Stated goal:
Pick out every line holding the string "situation" and copy it.

(Stored entries)
★ ★ ★ ★ ★

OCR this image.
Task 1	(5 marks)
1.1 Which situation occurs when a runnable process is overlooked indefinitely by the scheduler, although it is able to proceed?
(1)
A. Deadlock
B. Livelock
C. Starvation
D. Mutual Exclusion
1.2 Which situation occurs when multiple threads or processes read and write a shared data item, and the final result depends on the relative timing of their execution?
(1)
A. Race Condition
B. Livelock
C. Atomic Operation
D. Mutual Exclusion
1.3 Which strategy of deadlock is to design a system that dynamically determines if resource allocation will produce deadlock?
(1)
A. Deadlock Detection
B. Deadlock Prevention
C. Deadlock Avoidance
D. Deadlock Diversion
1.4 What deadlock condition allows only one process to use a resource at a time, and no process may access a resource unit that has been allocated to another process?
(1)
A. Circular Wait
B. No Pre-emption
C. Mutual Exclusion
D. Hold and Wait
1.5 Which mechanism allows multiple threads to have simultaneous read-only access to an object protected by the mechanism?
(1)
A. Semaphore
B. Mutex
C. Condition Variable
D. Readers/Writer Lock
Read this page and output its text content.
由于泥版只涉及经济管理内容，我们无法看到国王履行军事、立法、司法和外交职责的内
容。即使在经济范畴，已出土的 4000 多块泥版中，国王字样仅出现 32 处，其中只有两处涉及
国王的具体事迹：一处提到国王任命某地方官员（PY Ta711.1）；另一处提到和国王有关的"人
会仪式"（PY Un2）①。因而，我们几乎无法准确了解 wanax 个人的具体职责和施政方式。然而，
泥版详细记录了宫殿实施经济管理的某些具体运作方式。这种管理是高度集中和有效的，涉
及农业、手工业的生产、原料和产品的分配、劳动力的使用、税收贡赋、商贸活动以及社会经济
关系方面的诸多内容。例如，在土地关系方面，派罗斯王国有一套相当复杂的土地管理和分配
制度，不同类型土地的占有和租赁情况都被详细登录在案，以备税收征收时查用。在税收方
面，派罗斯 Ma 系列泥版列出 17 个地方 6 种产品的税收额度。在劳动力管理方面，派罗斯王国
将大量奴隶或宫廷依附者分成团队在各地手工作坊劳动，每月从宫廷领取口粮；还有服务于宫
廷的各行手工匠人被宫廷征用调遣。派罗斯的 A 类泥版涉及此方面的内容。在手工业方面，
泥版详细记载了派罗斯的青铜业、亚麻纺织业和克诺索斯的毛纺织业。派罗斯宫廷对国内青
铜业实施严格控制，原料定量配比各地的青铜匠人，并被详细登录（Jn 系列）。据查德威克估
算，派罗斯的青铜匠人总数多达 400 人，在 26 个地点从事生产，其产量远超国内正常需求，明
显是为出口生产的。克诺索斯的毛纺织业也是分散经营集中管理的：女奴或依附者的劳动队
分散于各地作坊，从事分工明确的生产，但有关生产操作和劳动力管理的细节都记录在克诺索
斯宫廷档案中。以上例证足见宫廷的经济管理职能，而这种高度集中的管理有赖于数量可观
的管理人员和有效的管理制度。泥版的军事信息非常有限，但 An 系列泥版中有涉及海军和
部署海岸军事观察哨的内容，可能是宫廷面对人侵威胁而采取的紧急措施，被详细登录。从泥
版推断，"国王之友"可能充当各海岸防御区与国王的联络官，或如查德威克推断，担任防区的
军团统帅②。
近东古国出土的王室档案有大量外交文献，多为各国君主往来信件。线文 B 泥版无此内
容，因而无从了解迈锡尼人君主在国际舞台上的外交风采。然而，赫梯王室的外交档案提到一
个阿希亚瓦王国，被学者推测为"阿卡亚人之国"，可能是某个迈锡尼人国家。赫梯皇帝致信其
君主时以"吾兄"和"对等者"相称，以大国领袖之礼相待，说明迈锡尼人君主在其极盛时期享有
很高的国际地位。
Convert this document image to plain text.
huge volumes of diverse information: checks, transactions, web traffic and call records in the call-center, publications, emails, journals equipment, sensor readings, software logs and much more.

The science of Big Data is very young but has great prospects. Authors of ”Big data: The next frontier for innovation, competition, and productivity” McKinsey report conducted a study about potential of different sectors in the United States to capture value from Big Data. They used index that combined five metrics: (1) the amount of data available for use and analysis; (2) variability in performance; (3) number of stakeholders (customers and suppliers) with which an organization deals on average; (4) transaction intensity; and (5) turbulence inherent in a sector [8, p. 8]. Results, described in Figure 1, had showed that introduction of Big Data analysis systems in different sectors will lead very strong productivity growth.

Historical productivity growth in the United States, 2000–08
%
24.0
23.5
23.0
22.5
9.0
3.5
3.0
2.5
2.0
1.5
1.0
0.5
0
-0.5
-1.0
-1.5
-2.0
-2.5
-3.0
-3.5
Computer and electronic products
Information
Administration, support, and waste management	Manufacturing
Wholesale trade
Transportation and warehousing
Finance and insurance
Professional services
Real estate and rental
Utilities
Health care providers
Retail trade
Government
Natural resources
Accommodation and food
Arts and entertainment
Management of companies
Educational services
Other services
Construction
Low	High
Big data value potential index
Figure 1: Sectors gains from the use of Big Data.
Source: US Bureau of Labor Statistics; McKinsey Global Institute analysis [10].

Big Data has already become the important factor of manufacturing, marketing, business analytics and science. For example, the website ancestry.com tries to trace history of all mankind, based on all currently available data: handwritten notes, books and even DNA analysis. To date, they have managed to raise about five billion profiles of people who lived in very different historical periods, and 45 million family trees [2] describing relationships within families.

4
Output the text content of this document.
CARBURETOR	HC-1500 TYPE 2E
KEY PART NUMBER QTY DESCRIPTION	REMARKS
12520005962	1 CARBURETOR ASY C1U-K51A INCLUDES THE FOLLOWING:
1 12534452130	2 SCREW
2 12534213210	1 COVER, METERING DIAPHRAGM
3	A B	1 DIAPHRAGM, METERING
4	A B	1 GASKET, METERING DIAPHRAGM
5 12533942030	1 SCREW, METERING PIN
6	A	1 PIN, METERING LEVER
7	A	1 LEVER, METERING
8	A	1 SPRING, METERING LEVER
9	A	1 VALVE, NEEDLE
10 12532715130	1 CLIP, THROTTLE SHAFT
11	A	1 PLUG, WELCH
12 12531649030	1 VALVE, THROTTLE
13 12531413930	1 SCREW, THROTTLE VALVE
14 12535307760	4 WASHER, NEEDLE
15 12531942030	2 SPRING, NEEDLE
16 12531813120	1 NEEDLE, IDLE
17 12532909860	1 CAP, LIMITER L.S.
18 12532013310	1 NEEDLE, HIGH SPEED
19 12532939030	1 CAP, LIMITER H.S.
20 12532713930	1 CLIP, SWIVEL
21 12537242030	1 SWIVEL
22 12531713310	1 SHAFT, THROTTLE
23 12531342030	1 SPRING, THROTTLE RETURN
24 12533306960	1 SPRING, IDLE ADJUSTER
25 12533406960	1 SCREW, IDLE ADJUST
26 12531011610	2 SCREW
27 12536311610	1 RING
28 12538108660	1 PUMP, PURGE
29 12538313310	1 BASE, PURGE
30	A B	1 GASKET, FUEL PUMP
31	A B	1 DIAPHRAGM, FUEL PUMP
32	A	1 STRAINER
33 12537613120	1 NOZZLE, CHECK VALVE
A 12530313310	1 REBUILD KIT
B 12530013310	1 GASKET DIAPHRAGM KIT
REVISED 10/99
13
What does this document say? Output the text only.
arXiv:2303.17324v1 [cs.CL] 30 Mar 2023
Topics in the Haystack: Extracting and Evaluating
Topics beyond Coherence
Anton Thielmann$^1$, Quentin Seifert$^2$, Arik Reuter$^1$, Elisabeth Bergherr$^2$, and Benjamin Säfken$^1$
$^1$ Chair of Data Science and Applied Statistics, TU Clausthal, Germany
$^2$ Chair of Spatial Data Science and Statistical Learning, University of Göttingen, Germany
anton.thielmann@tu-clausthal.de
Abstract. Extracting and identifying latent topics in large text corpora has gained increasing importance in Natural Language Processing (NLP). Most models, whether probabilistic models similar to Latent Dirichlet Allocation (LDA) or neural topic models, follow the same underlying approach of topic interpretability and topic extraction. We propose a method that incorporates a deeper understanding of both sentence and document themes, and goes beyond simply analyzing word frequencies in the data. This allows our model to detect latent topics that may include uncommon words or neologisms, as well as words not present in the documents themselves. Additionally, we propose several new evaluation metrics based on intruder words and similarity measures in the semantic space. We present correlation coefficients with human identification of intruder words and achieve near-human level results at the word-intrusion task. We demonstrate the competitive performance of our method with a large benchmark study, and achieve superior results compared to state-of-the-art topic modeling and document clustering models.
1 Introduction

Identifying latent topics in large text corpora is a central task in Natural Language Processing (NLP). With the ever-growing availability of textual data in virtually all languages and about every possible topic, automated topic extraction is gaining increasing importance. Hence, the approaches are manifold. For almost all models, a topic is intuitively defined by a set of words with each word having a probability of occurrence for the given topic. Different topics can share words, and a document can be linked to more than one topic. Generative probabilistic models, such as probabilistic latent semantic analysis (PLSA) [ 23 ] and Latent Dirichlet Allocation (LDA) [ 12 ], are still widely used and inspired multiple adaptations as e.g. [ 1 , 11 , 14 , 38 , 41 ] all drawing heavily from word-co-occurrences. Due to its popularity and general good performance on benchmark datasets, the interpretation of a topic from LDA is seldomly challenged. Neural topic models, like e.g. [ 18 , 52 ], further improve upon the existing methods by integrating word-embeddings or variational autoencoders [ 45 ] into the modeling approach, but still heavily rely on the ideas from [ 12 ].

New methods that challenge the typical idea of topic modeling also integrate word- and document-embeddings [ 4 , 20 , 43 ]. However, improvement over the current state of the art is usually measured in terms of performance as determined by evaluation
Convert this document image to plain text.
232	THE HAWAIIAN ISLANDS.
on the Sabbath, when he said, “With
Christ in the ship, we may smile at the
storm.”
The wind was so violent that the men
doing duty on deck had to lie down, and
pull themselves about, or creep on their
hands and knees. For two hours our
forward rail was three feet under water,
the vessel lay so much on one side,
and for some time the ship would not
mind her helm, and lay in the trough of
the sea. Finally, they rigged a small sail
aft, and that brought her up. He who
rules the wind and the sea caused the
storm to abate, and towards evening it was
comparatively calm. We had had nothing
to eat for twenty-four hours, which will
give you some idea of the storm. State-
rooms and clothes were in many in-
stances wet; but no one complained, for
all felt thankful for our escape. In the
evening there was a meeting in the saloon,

★ ★ ★ ★ ★

Solution to this exercise:
1.1 Which situation occurs when a runnable process is overlooked indefinitely by the scheduler, although it is able to proceed?
1.2 Which situation occurs when multiple threads or processes read and write a shared data item, and the final result depends on the relative timing of their execution?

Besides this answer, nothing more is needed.